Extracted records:
:::

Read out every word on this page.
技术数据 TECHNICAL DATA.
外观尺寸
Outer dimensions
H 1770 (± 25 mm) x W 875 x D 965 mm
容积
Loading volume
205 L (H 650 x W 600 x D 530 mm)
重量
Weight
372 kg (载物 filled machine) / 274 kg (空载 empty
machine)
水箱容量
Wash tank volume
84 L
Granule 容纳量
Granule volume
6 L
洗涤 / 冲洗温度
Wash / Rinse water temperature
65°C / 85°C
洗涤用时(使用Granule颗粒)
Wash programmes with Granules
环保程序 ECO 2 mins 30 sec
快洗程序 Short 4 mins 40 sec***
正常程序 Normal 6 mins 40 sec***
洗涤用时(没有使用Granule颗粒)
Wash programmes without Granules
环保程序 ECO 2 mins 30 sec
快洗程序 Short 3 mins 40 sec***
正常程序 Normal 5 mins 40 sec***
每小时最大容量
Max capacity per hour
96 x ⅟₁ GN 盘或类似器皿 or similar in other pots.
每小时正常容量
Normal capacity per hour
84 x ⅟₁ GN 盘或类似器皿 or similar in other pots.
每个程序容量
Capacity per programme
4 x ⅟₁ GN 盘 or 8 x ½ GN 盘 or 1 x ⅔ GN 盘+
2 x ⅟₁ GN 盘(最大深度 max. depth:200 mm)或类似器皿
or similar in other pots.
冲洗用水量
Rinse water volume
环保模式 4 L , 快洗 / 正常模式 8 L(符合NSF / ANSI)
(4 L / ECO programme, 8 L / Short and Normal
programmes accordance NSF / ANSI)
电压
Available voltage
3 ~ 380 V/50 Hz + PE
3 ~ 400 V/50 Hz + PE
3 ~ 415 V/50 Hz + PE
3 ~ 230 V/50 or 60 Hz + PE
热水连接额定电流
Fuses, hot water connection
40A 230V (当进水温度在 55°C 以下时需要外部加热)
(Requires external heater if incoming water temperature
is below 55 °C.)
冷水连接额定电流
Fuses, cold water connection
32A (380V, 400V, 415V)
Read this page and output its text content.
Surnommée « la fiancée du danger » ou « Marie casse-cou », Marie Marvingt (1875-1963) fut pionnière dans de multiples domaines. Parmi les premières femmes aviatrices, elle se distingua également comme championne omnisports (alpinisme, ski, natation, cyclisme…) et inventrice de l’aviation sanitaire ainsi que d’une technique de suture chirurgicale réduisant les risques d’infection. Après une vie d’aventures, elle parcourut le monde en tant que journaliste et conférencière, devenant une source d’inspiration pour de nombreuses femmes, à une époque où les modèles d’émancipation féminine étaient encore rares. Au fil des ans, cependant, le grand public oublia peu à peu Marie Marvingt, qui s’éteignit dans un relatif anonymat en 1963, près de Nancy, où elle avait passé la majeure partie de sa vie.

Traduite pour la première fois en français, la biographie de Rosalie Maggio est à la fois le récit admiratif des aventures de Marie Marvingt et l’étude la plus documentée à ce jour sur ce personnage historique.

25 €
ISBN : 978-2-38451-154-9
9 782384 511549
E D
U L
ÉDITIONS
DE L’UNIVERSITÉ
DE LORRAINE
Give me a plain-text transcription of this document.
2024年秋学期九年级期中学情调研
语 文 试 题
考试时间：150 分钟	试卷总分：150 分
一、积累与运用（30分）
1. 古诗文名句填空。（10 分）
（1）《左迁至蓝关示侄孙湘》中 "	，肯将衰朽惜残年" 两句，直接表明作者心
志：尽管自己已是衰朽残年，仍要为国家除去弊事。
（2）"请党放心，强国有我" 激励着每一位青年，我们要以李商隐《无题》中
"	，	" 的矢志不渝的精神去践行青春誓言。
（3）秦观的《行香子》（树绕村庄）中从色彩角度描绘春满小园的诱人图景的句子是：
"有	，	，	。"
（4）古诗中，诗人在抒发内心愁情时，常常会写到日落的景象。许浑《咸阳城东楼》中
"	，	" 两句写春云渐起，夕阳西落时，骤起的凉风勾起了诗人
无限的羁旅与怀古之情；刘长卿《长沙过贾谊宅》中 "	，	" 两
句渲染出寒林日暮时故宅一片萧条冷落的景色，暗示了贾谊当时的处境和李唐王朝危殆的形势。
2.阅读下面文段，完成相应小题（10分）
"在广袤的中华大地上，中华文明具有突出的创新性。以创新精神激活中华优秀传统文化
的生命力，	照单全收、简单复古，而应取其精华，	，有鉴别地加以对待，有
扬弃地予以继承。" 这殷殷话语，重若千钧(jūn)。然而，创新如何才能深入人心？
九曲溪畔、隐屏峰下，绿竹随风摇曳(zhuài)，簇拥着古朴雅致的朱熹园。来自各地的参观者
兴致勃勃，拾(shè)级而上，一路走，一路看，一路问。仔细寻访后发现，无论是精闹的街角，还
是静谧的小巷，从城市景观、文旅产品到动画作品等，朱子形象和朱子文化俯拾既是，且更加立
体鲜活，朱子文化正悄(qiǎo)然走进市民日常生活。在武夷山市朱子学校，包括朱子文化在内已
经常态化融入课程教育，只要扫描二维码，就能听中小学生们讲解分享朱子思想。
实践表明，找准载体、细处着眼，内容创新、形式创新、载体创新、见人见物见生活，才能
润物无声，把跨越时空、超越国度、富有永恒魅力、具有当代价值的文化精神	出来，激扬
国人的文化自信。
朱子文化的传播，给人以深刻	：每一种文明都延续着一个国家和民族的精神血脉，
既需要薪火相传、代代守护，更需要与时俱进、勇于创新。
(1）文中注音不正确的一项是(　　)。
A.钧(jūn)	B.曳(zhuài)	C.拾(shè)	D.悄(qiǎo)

:::

SET EXERCISE: State how many lines above contain the string "temperature", with no other words.

WRITTEN REPLY: 2